CHALLENGE 1:
Answer these questions about the forum thread on car rentals:
(a) What did rickandcindy23 reserve for Orlando in May, at what price, for how long, and through which company?
(b) Which service does Ken555 check a few weeks before a trip?
(c) What vehicle did Skinsfan1311 book for the Tahoe trip, and at what price?

I need a car in May for Orlando and for a fullsize it is over $300.00 for the week.


----------



## LisaRex (Nov 4, 2010)

I always use Costco for the additional driver.


----------



## Ken555 (Nov 4, 2010)

I always reserve using Costco then check with Priceline a few weeks before a trip, as PL typically lowers the rate even further.


----------



## GetawaysRus (Nov 4, 2010)

LisaRex said:


> I always use Costco for the additional driver.



I've done this before also, but here's a little trick that worked recently for us.

I've signed up as an Emerald Club member with National Car Rental.  There's no fee for this, and you simply sign up on the web.  A benefit of membership in the Emerald Club is that you are allowed a second driver.

For a recent trip to Tahoe, we used Hotwire for a last minute (2 weeks before our trip) car rental.  Hotwire offered an SUV for the same price as a full size previously reserved through Costco/Alamo, which was a win.  I took it, and I then learned that Hotwire had given us a rental with National.  So we got 2 drivers for the same Hotwire price.


----------



## LisaRex (Nov 5, 2010)

GetawaysRus said:


> I've signed up as an Emerald Club member with National Car Rental.  There's no fee for this, and you simply sign up on the web.  A benefit of membership in the Emerald Club is that you are allowed a second driver.



Not exactly.  We frequently travel with another couple and like to sign up both of the husbands as drivers.  Emerald Club doesn't allow this without an additional charge because they aren't spouses or business associates.  

From the Emerald Club website: 

"Authorized Drivers
Free (in the United States and Canada) - An Emerald Club member's spouse, immediate family member living with him/her, business partner, employer, or fellow associate who has an assigned corporate contract with National and drives the car for business purposes. All other additional authorized driver situations are subject to a daily charge. Click here for our policy on additional drivers."


----------



## rickandcindy23 (Nov 5, 2010)

luvsvacation22 said:


> I need a car in May for Orlando and for a fullsize it is over $300.00 for the week.



I was able to reserve a mid-size for Orlando in May for $261 for two weeks through Alamo.  I don't have airfare yet.


----------



## Skinsfan1311 (Nov 7, 2010)

I took your advice and rented through Coscto travel.

For our upcoming trip to Tahoe,(RNO airport) I booked a STD SUV from Alamo for $374.45 for the week.

While I'm hopeful for last-minute specials through National or Dollar, that's a price I can live with if nothing better comes up.

That's a good start, and thanks for sharing!!


----------



## kjsgrammy (Nov 8, 2010)

CHALLENGE 2:
Copy out the lines of the listing from its first line through the line that contains "board-columns: BACKLOG 5", including both.

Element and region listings
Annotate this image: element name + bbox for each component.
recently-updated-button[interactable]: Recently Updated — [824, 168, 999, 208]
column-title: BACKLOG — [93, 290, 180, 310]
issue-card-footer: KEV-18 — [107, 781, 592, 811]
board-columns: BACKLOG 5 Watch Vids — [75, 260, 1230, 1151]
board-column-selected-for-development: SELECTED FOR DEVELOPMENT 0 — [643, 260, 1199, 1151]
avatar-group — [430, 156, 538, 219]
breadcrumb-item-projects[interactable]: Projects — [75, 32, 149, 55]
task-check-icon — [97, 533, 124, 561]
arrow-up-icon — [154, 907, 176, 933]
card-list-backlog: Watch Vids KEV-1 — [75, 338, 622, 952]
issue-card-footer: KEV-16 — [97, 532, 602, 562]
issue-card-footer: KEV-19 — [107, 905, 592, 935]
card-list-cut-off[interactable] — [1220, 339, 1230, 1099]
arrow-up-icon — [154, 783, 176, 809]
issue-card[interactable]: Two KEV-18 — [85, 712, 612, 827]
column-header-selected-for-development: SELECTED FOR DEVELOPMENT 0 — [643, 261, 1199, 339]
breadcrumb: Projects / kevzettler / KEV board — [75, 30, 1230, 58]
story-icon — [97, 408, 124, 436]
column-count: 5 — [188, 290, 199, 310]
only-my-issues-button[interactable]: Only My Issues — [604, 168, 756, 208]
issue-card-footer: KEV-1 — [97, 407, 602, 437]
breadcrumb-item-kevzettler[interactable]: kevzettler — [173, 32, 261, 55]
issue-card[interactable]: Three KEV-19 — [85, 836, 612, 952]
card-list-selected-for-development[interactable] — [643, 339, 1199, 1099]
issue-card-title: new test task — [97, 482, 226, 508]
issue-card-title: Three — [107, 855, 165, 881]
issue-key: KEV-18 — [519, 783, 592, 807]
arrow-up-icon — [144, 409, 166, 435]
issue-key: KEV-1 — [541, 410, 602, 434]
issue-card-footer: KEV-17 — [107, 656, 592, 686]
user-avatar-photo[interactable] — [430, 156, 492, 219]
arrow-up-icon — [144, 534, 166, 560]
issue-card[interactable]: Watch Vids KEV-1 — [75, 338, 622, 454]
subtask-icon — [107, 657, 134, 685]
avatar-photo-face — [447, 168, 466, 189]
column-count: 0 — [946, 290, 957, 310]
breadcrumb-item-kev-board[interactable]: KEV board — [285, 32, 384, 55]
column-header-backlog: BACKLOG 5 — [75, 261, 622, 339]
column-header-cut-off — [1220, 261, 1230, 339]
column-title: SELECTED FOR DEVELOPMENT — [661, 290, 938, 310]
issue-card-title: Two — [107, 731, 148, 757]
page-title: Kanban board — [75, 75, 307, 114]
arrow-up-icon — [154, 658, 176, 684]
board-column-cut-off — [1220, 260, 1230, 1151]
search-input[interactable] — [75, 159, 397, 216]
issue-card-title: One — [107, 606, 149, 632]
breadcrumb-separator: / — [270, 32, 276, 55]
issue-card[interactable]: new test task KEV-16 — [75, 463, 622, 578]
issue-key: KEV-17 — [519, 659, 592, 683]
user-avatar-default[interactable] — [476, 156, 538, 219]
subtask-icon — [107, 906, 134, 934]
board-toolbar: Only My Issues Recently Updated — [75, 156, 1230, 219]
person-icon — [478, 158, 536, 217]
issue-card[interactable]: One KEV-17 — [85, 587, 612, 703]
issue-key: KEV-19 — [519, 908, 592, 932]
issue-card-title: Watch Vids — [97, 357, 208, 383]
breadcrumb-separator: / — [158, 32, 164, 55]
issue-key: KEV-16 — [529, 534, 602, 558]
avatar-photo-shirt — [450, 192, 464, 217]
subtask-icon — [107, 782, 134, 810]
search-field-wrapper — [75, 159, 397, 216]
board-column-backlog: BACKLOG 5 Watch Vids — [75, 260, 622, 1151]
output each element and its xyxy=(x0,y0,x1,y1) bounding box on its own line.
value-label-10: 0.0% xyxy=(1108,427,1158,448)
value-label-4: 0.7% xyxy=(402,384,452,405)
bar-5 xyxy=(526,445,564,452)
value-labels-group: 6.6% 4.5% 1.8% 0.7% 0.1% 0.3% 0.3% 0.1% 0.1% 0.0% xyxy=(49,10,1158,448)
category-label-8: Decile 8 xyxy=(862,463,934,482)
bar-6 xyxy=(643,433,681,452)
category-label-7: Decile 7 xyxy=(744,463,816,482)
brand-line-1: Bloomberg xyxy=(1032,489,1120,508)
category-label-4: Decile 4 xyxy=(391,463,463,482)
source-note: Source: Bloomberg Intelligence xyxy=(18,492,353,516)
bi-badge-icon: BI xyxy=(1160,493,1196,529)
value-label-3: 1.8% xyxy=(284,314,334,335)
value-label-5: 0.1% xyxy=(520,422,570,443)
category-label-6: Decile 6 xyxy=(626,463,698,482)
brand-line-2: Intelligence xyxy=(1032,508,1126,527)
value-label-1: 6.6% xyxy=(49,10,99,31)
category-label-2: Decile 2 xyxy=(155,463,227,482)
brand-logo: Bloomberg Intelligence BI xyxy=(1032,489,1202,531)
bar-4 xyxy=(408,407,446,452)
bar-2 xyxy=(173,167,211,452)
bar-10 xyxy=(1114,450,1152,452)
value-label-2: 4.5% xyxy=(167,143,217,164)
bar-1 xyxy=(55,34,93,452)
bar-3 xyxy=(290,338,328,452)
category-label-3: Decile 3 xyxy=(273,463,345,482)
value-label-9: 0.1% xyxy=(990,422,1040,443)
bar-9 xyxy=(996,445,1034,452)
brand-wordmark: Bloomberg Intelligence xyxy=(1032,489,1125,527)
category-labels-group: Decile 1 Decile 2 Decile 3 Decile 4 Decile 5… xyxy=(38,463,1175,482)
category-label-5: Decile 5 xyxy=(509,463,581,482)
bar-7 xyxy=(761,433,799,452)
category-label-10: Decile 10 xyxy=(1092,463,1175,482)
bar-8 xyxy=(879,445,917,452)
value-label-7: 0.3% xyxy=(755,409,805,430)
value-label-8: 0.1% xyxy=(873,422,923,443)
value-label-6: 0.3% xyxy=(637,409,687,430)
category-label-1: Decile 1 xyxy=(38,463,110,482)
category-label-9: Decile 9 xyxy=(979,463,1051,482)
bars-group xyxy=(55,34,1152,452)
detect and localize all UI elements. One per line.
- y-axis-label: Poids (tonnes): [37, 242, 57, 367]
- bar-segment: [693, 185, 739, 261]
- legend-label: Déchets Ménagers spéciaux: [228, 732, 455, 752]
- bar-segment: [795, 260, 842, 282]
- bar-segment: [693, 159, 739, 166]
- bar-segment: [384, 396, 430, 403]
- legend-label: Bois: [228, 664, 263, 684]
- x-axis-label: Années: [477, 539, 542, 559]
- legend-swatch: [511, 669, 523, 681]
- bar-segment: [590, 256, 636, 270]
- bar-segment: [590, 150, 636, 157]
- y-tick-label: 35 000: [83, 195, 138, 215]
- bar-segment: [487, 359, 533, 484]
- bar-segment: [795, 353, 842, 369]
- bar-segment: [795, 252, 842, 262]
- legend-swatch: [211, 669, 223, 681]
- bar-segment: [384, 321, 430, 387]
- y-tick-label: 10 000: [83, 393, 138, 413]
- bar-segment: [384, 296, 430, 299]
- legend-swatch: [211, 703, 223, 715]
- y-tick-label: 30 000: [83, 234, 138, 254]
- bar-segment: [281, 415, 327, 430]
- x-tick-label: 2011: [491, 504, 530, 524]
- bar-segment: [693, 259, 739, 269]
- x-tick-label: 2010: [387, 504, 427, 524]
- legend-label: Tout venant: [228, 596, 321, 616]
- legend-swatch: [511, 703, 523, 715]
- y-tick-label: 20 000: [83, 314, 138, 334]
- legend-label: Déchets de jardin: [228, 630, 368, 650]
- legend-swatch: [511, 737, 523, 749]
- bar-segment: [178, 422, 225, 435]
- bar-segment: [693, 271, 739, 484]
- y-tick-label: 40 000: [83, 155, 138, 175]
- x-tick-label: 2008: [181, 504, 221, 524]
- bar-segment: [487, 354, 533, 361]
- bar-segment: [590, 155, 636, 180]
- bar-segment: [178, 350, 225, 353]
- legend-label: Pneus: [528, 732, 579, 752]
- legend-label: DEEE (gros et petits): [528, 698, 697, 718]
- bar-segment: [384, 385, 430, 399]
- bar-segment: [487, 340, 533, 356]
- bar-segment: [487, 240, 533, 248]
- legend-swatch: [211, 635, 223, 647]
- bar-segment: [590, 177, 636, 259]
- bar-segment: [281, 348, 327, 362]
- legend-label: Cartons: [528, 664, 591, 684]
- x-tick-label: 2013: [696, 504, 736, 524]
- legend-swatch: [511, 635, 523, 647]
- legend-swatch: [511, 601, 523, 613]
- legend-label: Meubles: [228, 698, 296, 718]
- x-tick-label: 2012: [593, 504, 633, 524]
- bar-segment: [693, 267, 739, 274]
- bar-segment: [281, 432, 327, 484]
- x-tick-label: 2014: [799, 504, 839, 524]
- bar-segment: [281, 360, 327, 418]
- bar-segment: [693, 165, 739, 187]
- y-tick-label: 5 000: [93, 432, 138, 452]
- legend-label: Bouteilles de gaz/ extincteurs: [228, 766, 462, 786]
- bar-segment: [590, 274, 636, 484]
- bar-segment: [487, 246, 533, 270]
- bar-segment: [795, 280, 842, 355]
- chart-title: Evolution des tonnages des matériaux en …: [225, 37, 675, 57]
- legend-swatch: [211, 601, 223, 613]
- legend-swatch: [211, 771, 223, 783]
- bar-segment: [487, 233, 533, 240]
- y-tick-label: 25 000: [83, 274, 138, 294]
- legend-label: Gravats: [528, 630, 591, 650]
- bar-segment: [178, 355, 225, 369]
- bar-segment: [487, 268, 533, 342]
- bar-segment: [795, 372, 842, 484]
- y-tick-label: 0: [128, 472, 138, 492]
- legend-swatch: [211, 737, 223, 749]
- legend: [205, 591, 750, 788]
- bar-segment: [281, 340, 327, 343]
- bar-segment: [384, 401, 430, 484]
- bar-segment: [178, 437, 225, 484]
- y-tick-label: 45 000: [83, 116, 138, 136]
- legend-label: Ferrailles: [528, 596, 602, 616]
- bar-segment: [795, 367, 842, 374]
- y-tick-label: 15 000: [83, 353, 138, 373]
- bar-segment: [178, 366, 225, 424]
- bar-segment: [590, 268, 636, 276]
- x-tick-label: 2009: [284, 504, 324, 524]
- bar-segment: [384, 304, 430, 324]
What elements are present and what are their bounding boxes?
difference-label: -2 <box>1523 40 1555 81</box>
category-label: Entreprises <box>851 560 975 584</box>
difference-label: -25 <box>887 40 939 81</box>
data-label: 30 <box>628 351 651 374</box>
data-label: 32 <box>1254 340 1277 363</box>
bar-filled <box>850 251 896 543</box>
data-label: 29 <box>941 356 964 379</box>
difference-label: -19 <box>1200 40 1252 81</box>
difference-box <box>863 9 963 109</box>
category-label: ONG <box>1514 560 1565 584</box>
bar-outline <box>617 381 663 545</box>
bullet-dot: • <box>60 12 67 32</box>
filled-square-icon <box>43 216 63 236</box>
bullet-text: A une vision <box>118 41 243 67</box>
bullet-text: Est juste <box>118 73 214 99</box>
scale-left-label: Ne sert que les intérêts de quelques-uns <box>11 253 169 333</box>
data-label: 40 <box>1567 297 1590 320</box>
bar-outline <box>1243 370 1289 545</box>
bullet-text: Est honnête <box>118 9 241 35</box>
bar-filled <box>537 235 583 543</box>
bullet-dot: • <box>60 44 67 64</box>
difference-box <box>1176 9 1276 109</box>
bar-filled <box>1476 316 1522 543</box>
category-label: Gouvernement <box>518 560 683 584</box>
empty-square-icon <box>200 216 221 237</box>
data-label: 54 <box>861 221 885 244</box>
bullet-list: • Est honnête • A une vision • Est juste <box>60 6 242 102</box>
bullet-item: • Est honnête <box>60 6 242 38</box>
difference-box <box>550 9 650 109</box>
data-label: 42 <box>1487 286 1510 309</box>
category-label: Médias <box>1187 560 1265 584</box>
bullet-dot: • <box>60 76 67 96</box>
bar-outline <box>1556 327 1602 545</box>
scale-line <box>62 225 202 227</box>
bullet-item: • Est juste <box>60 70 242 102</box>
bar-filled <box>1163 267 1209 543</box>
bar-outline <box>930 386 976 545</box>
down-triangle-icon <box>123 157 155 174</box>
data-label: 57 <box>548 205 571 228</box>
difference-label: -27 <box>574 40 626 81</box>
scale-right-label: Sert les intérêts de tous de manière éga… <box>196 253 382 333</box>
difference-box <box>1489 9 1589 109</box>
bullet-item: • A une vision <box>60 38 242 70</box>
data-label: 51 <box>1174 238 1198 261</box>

EXPECTED ANSWER 1:
(a) A mid-size, for $261 for two weeks, through Alamo.
(b) Priceline.
(c) A standard SUV from Alamo, for $374.45 for the week.

EXPECTED ANSWER 2:
Annotate this image: element name + bbox for each component.
recently-updated-button[interactable]: Recently Updated — [824, 168, 999, 208]
column-title: BACKLOG — [93, 290, 180, 310]
issue-card-footer: KEV-18 — [107, 781, 592, 811]
board-columns: BACKLOG 5 Watch Vids — [75, 260, 1230, 1151]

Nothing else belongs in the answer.